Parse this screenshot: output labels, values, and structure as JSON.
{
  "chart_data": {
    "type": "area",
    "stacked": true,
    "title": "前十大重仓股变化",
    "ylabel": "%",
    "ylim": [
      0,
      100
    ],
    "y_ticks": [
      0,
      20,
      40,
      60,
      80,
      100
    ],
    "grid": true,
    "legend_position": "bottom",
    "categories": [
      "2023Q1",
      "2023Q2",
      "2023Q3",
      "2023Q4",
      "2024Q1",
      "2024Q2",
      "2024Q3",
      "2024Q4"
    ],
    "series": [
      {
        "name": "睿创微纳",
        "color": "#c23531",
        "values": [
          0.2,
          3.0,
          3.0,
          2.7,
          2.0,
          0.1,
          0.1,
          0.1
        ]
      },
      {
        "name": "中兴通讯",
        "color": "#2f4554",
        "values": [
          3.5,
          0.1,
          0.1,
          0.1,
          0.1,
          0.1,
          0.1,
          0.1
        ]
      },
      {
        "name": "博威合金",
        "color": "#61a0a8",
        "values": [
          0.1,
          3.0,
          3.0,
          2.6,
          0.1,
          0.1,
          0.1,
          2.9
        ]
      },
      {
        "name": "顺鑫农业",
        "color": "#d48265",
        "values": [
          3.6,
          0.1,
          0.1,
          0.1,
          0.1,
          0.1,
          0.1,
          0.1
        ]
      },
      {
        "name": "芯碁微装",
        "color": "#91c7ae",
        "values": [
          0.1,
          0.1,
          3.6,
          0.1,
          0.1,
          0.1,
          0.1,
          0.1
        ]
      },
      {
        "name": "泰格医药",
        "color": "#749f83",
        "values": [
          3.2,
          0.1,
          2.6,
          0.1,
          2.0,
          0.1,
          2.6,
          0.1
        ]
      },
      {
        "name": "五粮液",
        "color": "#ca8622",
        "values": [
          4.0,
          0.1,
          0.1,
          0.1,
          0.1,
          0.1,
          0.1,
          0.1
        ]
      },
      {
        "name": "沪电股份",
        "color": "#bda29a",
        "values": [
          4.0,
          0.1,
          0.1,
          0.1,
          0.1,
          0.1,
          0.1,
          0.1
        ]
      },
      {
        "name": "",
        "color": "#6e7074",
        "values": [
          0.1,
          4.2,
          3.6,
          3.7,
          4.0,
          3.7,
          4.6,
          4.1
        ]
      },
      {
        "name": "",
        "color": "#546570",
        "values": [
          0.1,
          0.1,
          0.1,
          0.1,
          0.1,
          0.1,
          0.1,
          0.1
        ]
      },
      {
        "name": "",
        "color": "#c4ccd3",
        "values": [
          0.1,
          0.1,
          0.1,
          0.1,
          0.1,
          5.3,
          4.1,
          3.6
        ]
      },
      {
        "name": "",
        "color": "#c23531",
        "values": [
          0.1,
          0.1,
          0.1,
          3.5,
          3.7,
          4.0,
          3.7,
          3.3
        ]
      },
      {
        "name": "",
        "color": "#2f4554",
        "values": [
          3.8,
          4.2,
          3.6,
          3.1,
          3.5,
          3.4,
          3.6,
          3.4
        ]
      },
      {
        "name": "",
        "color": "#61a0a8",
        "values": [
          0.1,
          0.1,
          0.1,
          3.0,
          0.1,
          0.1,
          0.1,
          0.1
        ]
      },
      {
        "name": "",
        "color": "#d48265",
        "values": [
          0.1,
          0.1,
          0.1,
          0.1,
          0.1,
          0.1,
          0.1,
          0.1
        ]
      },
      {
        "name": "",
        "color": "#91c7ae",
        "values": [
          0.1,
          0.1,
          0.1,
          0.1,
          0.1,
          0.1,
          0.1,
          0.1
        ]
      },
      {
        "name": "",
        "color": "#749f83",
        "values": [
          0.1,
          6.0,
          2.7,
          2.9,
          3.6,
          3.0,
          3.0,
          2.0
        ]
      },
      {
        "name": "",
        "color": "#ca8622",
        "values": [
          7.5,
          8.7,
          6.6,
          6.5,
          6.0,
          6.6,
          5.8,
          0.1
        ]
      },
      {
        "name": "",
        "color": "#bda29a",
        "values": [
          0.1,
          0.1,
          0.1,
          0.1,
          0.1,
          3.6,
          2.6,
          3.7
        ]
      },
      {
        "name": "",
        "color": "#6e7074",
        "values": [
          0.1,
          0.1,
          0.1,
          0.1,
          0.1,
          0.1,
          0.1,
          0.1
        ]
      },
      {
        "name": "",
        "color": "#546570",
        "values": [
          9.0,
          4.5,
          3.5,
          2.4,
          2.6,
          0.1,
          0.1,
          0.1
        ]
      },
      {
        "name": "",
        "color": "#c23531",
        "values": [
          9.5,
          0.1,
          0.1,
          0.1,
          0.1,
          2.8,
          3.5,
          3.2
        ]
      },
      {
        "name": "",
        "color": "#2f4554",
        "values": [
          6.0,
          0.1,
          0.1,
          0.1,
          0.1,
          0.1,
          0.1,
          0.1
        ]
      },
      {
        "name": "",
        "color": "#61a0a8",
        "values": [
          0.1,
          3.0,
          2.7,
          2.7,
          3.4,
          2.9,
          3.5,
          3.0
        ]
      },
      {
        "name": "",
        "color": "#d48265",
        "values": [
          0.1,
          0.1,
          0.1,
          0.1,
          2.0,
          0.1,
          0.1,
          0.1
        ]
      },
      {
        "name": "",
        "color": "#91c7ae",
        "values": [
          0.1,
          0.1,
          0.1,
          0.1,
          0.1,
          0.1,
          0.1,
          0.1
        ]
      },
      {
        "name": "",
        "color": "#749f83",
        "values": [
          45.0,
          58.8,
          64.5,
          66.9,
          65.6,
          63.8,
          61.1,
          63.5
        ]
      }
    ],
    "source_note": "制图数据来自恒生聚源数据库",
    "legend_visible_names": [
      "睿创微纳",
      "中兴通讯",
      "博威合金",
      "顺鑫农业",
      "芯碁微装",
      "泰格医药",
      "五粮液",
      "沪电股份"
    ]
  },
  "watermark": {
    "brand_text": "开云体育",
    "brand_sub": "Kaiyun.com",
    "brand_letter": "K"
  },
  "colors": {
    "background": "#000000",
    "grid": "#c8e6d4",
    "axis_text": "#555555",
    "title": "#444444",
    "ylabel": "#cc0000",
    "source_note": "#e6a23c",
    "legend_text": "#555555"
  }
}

────────

*Directive*:
Transcribe all the entries, keeping each one exactly as it is.

*Solution*:
Parse this screenshot: output labels, values, and structure as JSON.
{
  "chart_data": {
    "type": "area",
    "stacked": true,
    "title": "前十大重仓股变化",
    "ylabel": "%",
    "ylim": [
      0,
      100
    ],
    "y_ticks": [
      0,
      20,
      40,
      60,
      80,
      100
    ],
    "grid": true,
    "legend_position": "bottom",
    "categories": [
      "2023Q1",
      "2023Q2",
      "2023Q3",
      "2023Q4",
      "2024Q1",
      "2024Q2",
      "2024Q3",
      "2024Q4"
    ],
    "series": [
      {
        "name": "睿创微纳",
        "color": "#c23531",
        "values": [
          0.2,
          3.0,
          3.0,
          2.7,
          2.0,
          0.1,
          0.1,
          0.1
        ]
      },
      {
        "name": "中兴通讯",
        "color": "#2f4554",
        "values": [
          3.5,
          0.1,
          0.1,
          0.1,
          0.1,
          0.1,
          0.1,
          0.1
        ]
      },
      {
        "name": "博威合金",
        "color": "#61a0a8",
        "values": [
          0.1,
          3.0,
          3.0,
          2.6,
          0.1,
          0.1,
          0.1,
          2.9
        ]
      },
      {
        "name": "顺鑫农业",
        "color": "#d48265",
        "values": [
          3.6,
          0.1,
          0.1,
          0.1,
          0.1,
          0.1,
          0.1,
          0.1
        ]
      },
      {
        "name": "芯碁微装",
        "color": "#91c7ae",
        "values": [
          0.1,
          0.1,
          3.6,
          0.1,
          0.1,
          0.1,
          0.1,
          0.1
        ]
      },
      {
        "name": "泰格医药",
        "color": "#749f83",
        "values": [
          3.2,
          0.1,
          2.6,
          0.1,
          2.0,
          0.1,
          2.6,
          0.1
        ]
      },
      {
        "name": "五粮液",
        "color": "#ca8622",
        "values": [
          4.0,
          0.1,
          0.1,
          0.1,
          0.1,
          0.1,
          0.1,
          0.1
        ]
      },
      {
        "name": "沪电股份",
        "color": "#bda29a",
        "values": [
          4.0,
          0.1,
          0.1,
          0.1,
          0.1,
          0.1,
          0.1,
          0.1
        ]
      },
      {
        "name": "",
        "color": "#6e7074",
        "values": [
          0.1,
          4.2,
          3.6,
          3.7,
          4.0,
          3.7,
          4.6,
          4.1
        ]
      },
      {
        "name": "",
        "color": "#546570",
        "values": [
          0.1,
          0.1,
          0.1,
          0.1,
          0.1,
          0.1,
          0.1,
          0.1
        ]
      },
      {
        "name": "",
        "color": "#c4ccd3",
        "values": [
          0.1,
          0.1,
          0.1,
          0.1,
          0.1,
          5.3,
          4.1,
          3.6
        ]
      },
      {
        "name": "",
        "color": "#c23531",
        "values": [
          0.1,
          0.1,
          0.1,
          3.5,
          3.7,
          4.0,
          3.7,
          3.3
        ]
      },
      {
        "name": "",
        "color": "#2f4554",
        "values": [
          3.8,
          4.2,
          3.6,
          3.1,
          3.5,
          3.4,
          3.6,
          3.4
        ]
      },
      {
        "name": "",
        "color": "#61a0a8",
        "values": [
          0.1,
          0.1,
          0.1,
          3.0,
          0.1,
          0.1,
          0.1,
          0.1
        ]
      },
      {
        "name": "",
        "color": "#d48265",
        "values": [
          0.1,
          0.1,
          0.1,
          0.1,
          0.1,
          0.1,
          0.1,
          0.1
        ]
      },
      {
        "name": "",
        "color": "#91c7ae",
        "values": [
          0.1,
          0.1,
          0.1,
          0.1,
          0.1,
          0.1,
          0.1,
          0.1
        ]
      },
      {
        "name": "",
        "color": "#749f83",
        "values": [
          0.1,
          6.0,
          2.7,
          2.9,
          3.6,
          3.0,
          3.0,
          2.0
        ]
      },
      {
        "name": "",
        "color": "#ca8622",
        "values": [
          7.5,
          8.7,
          6.6,
          6.5,
          6.0,
          6.6,
          5.8,
          0.1
        ]
      },
      {
        "name": "",
        "color": "#bda29a",
        "values": [
          0.1,
          0.1,
          0.1,
          0.1,
          0.1,
          3.6,
          2.6,
          3.7
        ]
      },
      {
        "name": "",
        "color": "#6e7074",
        "values": [
          0.1,
          0.1,
          0.1,
          0.1,
          0.1,
          0.1,
          0.1,
          0.1
        ]
      },
      {
        "name": "",
        "color": "#546570",
        "values": [
          9.0,
          4.5,
          3.5,
          2.4,
          2.6,
          0.1,
          0.1,
          0.1
        ]
      },
      {
        "name": "",
        "color": "#c23531",
        "values": [
          9.5,
          0.1,
          0.1,
          0.1,
          0.1,
          2.8,
          3.5,
          3.2
        ]
      },
      {
        "name": "",
        "color": "#2f4554",
        "values": [
          6.0,
          0.1,
          0.1,
          0.1,
          0.1,
          0.1,
          0.1,
          0.1
        ]
      },
      {
        "name": "",
        "color": "#61a0a8",
        "values": [
          0.1,
          3.0,
          2.7,
          2.7,
          3.4,
          2.9,
          3.5,
          3.0
        ]
      },
      {
        "name": "",
        "color": "#d48265",
        "values": [
          0.1,
          0.1,
          0.1,
          0.1,
          2.0,
          0.1,
          0.1,
          0.1
        ]
      },
      {
        "name": "",
        "color": "#91c7ae",
        "values": [
          0.1,
          0.1,
          0.1,
          0.1,
          0.1,
          0.1,
          0.1,
          0.1
        ]
      },
      {
        "name": "",
        "color": "#749f83",
        "values": [
          45.0,
          58.8,
          64.5,
          66.9,
          65.6,
          63.8,
          61.1,
          63.5
        ]
      }
    ],
    "source_note": "制图数据来自恒生聚源数据库",
    "legend_visible_names": [
      "睿创微纳",
      "中兴通讯",
      "博威合金",
      "顺鑫农业",
      "芯碁微装",
      "泰格医药",
      "五粮液",
      "沪电股份"
    ]
  },
  "watermark": {
    "brand_text": "开云体育",
    "brand_sub": "Kaiyun.com",
    "brand_letter": "K"
  },
  "colors": {
    "background": "#000000",
    "grid": "#c8e6d4",
    "axis_text": "#555555",
    "title": "#444444",
    "ylabel": "#cc0000",
    "source_note": "#e6a23c",
    "legend_text": "#555555"
  }
}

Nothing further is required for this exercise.